**REQUIREMENT:** Filter the entries, keeping every line with the word "Normal".

**Dataset items:**
---------------

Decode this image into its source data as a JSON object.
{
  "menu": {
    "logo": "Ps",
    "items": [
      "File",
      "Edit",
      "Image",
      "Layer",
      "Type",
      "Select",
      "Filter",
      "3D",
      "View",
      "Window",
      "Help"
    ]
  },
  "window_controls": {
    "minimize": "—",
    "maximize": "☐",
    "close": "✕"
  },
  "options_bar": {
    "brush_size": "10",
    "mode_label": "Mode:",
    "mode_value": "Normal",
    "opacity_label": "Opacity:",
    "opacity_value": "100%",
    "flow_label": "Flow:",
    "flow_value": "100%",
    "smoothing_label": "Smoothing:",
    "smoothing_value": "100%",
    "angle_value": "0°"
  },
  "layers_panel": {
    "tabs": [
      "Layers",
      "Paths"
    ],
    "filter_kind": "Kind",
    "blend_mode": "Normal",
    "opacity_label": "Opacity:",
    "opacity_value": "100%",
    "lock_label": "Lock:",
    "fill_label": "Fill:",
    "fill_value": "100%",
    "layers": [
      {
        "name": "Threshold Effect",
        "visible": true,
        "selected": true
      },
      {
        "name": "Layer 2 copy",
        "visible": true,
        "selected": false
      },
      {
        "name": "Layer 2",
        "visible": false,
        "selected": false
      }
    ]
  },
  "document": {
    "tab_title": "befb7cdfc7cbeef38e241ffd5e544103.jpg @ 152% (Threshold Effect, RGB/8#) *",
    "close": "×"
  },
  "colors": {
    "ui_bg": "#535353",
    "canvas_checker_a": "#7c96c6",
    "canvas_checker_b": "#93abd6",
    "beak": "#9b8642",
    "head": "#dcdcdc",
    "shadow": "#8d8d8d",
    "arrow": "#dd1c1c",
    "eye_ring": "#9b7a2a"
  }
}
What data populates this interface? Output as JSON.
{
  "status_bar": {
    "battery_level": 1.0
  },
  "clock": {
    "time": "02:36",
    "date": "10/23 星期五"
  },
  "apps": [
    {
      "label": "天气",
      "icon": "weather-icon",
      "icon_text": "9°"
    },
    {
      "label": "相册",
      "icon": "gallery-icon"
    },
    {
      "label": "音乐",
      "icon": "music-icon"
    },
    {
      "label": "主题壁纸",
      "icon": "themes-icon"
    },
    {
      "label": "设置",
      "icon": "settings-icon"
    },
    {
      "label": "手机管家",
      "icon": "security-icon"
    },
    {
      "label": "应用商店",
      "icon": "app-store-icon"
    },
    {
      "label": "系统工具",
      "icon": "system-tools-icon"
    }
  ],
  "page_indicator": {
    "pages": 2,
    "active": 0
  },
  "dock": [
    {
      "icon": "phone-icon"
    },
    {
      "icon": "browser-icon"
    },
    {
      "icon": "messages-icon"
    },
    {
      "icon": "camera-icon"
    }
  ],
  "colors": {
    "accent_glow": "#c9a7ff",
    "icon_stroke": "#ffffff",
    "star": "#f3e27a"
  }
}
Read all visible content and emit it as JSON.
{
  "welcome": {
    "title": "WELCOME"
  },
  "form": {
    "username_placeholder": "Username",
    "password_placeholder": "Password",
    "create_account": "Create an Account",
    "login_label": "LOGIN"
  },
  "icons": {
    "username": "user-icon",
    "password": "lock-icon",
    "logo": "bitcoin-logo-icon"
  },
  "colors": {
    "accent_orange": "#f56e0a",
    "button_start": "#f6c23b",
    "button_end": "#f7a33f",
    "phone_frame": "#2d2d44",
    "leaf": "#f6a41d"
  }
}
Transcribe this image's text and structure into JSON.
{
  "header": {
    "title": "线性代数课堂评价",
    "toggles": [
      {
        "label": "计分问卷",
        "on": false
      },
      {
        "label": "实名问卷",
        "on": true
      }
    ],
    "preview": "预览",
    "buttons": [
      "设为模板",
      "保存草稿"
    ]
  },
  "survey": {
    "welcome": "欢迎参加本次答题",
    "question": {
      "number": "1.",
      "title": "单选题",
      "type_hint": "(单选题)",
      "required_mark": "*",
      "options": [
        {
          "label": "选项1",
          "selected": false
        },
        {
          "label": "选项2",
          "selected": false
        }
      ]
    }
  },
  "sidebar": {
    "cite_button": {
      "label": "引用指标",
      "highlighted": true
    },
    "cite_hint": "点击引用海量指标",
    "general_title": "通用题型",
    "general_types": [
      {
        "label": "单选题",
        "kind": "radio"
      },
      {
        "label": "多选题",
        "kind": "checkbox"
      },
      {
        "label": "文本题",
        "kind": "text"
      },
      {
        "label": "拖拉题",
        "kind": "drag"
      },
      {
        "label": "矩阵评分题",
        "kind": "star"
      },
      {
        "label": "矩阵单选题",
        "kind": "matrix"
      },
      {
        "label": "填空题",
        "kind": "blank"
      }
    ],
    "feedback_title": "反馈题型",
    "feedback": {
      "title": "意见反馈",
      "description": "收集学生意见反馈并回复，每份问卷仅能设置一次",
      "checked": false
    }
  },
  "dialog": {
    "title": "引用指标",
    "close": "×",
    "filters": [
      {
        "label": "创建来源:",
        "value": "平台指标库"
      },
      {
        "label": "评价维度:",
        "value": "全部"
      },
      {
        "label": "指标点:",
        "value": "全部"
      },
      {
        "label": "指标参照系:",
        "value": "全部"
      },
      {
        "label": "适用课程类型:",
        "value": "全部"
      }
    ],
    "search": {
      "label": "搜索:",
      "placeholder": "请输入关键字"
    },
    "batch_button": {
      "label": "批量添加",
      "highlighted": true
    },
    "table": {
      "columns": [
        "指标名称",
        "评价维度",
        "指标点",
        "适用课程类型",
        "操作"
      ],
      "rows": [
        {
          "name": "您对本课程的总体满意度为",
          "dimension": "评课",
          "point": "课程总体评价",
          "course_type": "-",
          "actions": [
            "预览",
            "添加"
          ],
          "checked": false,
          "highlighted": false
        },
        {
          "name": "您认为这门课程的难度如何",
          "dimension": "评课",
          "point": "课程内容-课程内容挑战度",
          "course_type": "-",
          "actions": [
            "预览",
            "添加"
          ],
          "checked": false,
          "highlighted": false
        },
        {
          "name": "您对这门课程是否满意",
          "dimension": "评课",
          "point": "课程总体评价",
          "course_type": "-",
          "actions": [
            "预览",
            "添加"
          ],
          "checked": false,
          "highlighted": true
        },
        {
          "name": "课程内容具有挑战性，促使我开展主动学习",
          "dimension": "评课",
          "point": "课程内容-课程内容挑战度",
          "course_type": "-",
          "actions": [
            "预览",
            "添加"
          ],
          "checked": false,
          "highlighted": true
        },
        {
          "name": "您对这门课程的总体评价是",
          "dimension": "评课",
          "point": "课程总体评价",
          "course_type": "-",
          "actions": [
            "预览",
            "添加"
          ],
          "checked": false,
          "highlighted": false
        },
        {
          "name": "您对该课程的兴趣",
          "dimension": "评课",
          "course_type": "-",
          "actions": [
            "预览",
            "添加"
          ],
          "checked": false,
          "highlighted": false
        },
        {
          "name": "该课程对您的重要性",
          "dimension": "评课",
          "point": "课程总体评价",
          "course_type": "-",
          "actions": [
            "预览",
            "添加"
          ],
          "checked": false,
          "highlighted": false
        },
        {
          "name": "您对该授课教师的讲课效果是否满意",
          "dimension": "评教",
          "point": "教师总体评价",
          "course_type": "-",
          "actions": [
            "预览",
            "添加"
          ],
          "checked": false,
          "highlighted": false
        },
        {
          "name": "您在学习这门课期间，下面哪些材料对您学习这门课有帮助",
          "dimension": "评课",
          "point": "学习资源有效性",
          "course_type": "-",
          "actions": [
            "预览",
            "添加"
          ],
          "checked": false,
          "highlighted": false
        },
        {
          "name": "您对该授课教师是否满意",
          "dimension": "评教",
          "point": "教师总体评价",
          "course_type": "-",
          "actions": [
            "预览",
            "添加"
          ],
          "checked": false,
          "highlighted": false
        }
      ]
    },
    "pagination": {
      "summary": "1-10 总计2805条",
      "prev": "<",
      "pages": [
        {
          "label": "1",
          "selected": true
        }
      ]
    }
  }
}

---------------

**RIGHT ANSWER:**
    "mode_value": "Normal",
    "blend_mode": "Normal",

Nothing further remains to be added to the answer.